INFORMATION PROVIDED

= = = = =

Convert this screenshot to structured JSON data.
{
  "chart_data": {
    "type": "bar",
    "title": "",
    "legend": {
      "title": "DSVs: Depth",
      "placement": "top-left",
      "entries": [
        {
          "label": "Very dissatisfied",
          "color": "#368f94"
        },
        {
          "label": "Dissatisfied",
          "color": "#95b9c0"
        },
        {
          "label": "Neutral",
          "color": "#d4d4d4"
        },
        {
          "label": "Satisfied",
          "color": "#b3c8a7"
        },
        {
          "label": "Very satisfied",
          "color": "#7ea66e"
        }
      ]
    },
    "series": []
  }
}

= = = = =

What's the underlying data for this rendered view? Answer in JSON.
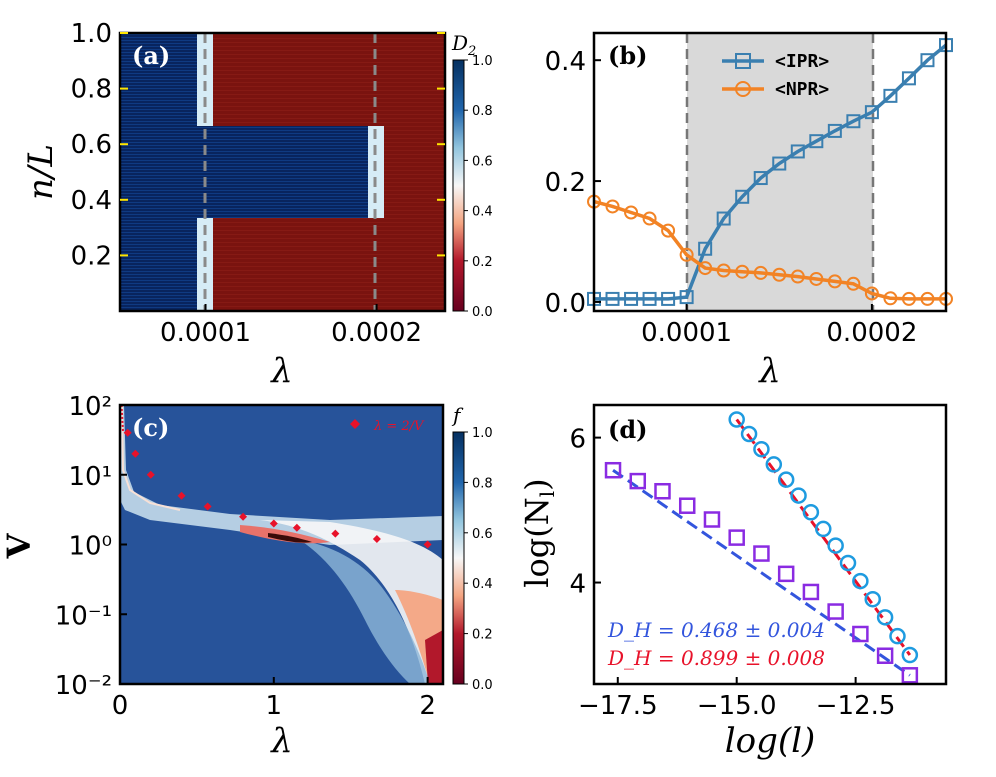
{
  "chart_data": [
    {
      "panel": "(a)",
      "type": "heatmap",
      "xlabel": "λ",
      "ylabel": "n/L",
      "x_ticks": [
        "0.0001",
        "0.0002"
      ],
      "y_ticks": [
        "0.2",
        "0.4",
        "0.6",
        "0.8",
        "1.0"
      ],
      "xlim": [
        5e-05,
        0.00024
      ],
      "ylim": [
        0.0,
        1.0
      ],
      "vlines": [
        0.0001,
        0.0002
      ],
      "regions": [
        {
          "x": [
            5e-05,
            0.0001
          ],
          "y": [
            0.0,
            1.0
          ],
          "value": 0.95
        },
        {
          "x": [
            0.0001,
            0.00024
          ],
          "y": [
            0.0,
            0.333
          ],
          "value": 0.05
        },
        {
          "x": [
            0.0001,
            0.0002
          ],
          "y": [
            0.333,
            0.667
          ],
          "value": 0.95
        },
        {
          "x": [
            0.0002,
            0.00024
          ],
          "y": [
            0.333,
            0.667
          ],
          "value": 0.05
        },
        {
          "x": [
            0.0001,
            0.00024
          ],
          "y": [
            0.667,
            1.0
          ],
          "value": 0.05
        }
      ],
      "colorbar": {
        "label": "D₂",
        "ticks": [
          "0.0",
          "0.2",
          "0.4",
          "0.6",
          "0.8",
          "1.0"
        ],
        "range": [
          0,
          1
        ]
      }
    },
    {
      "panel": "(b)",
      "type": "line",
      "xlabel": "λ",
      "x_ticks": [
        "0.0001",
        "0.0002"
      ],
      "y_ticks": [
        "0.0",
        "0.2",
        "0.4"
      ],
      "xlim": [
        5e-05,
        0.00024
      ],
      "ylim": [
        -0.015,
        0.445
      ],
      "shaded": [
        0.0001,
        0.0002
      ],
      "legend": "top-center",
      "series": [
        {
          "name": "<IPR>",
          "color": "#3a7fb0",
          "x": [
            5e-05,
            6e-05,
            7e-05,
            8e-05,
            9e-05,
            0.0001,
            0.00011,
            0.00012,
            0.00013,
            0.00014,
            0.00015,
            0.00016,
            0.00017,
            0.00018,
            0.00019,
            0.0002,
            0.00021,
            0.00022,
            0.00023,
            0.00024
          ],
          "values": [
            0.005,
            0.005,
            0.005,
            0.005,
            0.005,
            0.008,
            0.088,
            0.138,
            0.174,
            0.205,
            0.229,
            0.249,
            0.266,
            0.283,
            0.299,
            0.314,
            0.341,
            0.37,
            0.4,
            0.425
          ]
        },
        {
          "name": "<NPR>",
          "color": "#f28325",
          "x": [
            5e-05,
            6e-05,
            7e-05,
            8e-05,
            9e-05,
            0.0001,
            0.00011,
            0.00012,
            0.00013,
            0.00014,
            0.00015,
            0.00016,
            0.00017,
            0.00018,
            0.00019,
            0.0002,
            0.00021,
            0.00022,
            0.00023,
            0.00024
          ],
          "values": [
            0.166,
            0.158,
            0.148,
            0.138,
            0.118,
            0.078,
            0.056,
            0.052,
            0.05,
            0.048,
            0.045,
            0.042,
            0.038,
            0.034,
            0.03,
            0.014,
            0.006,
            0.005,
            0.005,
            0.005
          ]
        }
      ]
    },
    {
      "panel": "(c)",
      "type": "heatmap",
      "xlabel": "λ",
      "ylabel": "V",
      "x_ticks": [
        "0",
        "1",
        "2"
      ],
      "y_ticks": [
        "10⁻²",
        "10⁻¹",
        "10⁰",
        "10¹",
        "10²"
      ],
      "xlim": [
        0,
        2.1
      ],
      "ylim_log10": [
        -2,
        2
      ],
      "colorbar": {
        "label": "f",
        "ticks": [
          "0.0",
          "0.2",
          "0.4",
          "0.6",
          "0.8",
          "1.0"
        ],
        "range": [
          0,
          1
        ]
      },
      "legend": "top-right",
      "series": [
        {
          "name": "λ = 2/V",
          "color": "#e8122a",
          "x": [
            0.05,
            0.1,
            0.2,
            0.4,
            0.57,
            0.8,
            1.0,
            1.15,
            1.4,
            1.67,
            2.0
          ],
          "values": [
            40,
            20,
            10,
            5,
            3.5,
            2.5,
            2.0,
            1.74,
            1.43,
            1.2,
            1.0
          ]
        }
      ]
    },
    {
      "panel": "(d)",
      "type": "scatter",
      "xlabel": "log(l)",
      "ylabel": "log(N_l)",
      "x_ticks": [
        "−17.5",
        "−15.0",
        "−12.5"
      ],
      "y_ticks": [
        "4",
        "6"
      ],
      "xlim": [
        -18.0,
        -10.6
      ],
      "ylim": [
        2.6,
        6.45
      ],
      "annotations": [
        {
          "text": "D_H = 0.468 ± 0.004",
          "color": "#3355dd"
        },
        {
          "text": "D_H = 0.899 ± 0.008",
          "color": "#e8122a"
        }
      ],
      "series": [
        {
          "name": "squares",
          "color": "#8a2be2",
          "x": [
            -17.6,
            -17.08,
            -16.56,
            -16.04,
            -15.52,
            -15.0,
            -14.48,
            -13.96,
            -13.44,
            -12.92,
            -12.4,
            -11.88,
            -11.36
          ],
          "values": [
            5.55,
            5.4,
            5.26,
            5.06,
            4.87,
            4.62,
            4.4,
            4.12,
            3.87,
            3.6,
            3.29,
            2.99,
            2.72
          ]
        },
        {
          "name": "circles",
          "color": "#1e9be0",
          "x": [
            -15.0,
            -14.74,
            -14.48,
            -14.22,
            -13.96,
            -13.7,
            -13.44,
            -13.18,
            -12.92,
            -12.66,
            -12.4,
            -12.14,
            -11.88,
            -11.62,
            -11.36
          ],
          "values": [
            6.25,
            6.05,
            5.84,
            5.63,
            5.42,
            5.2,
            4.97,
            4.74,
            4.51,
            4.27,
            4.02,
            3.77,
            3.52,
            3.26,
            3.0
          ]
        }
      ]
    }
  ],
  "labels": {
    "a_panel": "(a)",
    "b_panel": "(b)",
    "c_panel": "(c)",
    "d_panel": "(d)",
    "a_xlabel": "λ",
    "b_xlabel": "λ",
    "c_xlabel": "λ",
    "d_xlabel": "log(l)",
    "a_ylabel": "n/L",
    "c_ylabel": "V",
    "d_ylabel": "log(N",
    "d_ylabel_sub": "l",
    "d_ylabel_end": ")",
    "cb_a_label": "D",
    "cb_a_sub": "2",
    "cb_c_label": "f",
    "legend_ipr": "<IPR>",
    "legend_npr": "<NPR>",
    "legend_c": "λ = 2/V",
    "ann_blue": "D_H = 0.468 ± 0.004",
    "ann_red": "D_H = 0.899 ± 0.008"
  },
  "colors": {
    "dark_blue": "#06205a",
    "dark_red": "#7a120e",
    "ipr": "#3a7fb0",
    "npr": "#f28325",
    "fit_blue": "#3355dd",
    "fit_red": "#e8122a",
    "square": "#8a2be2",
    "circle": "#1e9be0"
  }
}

= = = = =

GIVEN INSTRUCTION
State how many lines hold the word "Very". The number is the whole answer.

REPLY
2